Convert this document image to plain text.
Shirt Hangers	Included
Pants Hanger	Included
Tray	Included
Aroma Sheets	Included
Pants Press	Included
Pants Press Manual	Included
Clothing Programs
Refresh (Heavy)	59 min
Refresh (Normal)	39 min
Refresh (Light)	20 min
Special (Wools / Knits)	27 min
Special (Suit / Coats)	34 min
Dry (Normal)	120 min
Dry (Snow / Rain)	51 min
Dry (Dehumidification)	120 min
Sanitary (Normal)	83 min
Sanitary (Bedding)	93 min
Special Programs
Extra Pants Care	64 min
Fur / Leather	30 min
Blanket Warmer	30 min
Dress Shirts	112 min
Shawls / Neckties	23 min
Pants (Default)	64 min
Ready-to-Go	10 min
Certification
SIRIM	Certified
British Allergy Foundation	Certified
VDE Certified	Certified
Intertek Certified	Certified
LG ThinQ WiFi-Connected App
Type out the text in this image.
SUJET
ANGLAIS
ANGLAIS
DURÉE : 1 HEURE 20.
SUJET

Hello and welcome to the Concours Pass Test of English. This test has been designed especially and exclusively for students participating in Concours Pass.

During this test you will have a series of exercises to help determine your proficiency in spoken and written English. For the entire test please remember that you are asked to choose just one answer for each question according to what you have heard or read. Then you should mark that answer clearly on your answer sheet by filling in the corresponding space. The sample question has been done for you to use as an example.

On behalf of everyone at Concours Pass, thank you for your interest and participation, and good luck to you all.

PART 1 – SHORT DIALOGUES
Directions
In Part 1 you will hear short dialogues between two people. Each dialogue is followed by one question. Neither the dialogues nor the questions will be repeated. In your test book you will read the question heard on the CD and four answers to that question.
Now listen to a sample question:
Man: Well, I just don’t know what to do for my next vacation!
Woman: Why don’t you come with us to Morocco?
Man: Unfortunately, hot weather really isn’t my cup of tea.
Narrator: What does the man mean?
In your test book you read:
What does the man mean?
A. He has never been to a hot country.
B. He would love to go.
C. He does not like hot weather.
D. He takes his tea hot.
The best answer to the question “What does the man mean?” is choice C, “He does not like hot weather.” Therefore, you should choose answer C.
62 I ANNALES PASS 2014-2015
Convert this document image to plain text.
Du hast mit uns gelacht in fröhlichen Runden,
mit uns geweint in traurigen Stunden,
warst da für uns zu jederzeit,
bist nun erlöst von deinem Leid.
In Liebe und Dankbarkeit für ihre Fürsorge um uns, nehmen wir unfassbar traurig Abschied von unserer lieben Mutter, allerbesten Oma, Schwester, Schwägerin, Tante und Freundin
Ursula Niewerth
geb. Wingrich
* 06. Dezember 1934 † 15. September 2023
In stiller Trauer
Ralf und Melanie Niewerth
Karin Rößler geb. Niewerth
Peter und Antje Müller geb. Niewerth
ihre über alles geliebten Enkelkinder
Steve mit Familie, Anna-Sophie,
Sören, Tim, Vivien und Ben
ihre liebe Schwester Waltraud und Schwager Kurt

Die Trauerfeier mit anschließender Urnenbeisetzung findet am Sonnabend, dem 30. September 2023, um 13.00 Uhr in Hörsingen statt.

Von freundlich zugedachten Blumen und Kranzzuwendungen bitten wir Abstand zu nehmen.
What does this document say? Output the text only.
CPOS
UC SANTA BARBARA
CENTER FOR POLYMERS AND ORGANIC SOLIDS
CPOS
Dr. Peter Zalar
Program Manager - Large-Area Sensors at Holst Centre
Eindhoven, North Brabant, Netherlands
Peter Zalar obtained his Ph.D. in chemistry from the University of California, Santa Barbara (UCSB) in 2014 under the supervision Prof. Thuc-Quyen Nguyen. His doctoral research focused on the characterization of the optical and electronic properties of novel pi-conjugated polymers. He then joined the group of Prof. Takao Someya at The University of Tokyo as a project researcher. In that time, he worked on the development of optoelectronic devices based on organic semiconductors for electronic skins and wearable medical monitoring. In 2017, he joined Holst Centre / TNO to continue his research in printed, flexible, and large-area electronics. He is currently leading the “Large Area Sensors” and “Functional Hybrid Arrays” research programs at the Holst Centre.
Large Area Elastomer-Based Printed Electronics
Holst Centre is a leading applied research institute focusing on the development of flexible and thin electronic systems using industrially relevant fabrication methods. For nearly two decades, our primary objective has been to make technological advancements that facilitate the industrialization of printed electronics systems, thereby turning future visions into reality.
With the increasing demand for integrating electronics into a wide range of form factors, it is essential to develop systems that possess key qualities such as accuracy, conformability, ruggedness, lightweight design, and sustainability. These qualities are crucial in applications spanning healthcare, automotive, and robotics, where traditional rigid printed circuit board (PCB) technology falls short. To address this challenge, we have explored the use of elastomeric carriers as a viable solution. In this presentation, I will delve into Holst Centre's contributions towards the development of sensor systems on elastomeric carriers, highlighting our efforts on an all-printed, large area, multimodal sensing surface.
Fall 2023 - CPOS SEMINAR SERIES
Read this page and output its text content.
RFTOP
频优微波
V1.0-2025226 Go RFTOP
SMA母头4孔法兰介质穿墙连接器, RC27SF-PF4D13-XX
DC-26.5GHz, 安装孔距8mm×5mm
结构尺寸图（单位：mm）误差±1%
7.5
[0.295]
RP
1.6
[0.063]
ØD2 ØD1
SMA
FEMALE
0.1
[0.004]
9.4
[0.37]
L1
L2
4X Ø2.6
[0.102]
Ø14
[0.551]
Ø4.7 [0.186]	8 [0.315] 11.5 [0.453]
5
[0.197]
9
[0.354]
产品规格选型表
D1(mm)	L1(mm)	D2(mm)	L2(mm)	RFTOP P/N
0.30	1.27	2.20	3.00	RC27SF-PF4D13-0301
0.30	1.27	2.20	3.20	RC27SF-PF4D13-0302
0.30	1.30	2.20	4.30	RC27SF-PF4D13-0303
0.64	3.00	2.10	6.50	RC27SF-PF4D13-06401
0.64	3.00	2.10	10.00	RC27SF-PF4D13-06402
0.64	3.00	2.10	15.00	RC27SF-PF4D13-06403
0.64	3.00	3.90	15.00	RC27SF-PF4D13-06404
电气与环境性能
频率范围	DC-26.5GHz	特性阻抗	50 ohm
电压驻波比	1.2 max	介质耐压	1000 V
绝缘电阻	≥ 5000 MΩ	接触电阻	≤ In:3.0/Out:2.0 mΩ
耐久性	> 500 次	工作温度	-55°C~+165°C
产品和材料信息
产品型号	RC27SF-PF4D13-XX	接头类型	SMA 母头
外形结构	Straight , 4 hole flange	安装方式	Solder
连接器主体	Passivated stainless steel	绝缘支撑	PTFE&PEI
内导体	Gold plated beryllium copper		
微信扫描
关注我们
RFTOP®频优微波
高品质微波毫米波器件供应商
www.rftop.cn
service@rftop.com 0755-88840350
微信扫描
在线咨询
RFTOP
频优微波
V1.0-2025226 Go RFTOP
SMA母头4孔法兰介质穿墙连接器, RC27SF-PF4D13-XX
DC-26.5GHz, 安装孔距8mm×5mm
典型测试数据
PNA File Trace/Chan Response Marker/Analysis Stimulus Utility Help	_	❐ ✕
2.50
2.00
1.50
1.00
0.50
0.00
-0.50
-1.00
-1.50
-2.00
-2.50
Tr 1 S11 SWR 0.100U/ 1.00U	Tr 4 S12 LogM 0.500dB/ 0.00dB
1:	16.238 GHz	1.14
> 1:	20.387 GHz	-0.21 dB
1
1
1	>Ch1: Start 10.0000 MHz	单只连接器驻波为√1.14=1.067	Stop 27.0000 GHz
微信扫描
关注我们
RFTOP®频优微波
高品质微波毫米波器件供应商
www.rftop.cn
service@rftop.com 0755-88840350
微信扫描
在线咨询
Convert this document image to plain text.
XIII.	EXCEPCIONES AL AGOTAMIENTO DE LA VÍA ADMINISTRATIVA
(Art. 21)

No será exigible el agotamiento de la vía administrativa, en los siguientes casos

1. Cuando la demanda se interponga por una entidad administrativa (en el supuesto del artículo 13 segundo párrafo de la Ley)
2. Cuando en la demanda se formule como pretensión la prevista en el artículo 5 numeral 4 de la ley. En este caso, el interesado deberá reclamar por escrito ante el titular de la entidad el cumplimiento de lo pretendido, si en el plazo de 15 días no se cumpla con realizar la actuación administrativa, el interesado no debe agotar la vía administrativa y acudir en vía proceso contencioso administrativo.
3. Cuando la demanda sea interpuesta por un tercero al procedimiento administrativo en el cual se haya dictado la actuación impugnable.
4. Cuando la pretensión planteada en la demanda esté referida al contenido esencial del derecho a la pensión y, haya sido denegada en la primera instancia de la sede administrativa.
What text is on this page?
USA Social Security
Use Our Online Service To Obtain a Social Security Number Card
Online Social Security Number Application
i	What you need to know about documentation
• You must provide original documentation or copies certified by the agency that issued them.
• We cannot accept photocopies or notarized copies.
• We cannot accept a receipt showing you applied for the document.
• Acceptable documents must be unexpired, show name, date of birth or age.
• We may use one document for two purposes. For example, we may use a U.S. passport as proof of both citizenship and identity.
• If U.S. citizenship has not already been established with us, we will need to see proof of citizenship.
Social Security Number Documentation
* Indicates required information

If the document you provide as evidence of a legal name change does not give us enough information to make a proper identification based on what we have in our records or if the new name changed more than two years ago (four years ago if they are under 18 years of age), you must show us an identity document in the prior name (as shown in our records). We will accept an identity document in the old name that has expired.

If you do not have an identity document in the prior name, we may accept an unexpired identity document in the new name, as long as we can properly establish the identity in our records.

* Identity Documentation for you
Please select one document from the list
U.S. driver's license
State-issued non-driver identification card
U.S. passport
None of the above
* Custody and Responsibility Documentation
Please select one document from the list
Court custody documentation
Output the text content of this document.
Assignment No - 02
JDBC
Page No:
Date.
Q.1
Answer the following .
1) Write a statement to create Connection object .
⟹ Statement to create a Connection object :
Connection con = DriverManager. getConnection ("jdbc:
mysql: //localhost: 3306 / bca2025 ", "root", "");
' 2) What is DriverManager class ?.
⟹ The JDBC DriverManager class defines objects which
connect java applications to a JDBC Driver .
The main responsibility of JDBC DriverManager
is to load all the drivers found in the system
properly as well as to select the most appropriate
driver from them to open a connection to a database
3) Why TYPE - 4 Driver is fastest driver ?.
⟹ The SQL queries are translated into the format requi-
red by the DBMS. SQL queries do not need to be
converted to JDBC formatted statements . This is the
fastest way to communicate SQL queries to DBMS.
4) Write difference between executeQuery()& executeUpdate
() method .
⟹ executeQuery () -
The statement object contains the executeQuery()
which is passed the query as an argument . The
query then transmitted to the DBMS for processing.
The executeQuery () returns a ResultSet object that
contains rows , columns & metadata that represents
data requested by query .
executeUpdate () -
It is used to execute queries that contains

##############################

__STATED EXERCISE__.
From the listing above, collect each line in which the string "just" appears.

__FULL RESPONSE__.
During this test you will have a series of exercises to help determine your proficiency in spoken and written English. For the entire test please remember that you are asked to choose just one answer for each question according to what you have heard or read. Then you should mark that answer clearly on your answer sheet by filling in the corresponding space. The sample question has been done for you to use as an example.
Man: Well, I just don’t know what to do for my next vacation!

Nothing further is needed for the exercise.